Stored data
+ + + + + + +
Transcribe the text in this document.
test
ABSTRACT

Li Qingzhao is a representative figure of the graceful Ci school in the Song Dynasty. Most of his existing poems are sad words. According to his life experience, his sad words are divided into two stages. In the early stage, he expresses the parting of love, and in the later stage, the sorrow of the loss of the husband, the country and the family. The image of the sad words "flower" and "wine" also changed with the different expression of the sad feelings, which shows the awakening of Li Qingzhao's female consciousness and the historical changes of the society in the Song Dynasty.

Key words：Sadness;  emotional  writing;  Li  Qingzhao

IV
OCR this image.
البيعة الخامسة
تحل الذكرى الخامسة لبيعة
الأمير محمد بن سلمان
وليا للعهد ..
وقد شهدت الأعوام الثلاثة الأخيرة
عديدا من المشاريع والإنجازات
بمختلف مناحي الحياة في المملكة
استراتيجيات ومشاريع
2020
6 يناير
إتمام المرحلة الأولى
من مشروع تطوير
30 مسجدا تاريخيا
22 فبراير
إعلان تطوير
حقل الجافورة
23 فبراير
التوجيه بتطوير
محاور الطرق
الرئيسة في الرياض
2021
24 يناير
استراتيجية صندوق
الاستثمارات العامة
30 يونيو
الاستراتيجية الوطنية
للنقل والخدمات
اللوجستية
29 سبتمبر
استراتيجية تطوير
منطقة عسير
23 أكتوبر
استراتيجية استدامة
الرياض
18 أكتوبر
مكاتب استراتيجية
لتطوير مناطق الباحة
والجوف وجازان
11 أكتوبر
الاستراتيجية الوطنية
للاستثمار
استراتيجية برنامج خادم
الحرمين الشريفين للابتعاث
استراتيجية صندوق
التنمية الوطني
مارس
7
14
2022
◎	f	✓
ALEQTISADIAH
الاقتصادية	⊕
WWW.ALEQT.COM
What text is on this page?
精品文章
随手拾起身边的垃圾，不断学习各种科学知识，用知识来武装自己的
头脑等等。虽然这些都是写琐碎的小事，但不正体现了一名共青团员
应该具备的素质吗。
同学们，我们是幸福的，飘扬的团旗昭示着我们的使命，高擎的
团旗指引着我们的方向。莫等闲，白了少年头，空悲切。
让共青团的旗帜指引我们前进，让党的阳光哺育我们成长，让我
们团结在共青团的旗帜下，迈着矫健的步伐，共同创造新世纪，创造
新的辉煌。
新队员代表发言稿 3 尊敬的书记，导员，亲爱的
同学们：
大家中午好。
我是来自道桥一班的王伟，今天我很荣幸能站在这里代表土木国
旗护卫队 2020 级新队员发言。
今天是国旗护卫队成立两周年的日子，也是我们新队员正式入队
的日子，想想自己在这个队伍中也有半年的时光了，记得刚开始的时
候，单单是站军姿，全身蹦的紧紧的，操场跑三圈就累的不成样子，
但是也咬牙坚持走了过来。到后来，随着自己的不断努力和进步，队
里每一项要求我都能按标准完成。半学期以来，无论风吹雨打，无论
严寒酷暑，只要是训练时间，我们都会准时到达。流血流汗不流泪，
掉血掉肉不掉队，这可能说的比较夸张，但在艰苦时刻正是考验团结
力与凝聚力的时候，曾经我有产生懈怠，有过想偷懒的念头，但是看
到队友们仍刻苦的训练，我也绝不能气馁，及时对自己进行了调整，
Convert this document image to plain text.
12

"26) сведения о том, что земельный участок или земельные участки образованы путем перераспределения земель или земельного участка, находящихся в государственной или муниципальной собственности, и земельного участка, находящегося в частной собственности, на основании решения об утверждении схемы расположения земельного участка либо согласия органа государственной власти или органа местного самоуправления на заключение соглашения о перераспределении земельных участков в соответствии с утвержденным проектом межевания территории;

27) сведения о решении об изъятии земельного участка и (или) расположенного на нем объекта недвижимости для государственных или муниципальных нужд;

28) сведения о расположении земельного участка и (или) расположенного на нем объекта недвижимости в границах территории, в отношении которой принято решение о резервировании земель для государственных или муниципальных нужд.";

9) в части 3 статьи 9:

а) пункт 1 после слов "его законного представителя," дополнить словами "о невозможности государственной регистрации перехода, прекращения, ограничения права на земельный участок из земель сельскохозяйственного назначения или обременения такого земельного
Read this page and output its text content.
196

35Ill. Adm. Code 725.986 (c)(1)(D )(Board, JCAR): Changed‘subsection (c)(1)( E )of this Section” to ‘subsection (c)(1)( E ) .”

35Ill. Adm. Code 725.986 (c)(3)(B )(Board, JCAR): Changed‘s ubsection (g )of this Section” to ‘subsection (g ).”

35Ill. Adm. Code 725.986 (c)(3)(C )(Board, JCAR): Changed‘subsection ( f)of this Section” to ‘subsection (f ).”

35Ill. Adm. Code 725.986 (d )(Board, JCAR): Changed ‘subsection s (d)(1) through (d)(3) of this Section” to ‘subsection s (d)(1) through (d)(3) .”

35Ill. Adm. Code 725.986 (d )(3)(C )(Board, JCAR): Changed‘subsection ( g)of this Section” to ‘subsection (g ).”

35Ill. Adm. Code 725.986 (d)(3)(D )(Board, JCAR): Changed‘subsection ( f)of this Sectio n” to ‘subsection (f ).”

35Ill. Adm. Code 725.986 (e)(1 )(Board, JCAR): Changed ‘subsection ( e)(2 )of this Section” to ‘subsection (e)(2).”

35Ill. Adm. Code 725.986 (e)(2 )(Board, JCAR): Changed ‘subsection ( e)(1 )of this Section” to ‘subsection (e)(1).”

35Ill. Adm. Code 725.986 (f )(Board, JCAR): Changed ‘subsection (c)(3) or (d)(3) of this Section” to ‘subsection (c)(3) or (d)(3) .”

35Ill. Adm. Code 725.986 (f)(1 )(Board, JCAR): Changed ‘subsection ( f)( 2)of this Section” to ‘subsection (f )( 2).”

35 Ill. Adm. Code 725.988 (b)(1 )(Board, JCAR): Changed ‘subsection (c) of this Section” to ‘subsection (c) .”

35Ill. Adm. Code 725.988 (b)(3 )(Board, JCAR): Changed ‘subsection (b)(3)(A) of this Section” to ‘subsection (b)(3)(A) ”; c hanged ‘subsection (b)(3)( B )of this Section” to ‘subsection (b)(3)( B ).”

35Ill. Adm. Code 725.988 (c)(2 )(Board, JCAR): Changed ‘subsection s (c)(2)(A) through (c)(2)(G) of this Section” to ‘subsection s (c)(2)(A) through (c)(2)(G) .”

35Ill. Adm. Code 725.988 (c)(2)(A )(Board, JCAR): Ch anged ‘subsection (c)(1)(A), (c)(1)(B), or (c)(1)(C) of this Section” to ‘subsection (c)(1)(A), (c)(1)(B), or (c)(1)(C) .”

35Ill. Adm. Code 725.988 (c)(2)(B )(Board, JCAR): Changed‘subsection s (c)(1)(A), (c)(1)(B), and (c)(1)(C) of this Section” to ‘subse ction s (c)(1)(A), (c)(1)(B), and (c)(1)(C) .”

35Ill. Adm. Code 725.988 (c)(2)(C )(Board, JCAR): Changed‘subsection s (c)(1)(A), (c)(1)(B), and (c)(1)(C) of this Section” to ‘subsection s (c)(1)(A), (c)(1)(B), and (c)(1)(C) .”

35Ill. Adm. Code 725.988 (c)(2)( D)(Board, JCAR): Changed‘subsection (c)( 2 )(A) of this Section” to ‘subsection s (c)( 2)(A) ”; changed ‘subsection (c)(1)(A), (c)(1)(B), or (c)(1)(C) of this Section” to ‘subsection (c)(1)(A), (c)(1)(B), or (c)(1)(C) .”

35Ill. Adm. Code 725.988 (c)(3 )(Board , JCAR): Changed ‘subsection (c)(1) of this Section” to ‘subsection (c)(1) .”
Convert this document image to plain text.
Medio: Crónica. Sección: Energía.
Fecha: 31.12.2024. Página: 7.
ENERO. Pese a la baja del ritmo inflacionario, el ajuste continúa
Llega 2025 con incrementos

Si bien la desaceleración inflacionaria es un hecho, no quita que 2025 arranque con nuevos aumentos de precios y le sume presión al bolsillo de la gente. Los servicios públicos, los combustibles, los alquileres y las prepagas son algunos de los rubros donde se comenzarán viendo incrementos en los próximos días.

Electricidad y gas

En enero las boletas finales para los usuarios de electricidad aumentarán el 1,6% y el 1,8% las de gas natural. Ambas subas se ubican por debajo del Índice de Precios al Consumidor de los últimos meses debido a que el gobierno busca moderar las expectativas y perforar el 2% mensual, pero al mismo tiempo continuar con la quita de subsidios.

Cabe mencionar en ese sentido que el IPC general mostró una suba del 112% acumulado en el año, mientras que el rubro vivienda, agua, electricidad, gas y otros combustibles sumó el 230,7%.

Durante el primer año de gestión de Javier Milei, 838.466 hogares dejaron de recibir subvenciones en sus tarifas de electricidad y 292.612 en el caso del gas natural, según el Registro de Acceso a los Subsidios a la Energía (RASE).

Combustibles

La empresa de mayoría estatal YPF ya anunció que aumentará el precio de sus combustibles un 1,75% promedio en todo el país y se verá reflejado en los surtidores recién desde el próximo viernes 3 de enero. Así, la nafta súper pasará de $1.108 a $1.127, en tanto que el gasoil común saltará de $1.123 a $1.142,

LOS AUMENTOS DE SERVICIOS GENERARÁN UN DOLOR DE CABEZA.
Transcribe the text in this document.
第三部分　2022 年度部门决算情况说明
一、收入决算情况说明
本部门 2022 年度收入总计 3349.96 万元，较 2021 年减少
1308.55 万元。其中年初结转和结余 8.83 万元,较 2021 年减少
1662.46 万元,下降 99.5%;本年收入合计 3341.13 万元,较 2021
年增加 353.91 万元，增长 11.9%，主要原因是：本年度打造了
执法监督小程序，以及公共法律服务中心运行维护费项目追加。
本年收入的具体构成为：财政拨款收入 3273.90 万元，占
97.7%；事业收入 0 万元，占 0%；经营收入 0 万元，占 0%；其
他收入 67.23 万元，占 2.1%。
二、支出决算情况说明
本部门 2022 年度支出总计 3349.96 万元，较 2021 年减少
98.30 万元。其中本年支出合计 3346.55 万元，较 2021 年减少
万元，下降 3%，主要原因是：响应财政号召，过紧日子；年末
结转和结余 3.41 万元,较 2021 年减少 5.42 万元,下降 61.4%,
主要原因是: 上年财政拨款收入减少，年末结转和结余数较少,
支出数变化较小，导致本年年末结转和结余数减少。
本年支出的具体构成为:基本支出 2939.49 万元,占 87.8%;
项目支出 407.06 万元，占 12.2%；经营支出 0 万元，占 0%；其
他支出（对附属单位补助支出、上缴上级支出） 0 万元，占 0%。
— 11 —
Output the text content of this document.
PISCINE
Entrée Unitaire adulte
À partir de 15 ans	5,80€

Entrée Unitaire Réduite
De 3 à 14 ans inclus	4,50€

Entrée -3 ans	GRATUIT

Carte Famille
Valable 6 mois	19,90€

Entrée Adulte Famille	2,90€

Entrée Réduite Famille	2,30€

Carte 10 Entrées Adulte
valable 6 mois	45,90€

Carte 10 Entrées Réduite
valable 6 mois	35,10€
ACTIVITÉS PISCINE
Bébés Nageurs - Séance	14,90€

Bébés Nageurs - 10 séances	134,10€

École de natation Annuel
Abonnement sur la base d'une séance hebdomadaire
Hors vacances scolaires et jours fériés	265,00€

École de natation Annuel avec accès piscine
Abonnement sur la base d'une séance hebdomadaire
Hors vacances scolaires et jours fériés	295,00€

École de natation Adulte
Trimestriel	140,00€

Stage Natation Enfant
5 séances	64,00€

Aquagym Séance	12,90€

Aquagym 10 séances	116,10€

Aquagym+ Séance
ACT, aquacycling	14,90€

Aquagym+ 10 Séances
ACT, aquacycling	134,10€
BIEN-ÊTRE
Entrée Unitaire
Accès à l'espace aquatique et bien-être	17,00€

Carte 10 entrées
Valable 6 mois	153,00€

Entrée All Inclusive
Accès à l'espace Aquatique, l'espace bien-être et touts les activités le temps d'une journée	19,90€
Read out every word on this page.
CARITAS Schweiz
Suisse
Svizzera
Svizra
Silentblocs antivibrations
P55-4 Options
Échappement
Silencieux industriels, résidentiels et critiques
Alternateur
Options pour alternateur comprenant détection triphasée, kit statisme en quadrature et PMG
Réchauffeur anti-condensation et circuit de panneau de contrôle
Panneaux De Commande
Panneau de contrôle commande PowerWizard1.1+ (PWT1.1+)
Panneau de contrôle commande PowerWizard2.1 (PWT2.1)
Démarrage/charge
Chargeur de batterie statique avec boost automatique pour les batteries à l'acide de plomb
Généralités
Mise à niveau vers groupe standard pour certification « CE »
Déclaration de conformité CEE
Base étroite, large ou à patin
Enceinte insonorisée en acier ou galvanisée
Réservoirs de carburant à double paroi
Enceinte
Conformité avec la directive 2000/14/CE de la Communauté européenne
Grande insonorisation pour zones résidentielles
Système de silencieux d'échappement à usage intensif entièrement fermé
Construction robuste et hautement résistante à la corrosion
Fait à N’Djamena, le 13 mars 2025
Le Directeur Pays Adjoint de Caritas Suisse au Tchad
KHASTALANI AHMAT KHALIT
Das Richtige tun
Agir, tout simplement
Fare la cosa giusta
+ + + + + + +
Go through the listing above and list every line that has the word "Famille".

Carte Famille
Entrée Adulte Famille	2,90€
Entrée Réduite Famille	2,30€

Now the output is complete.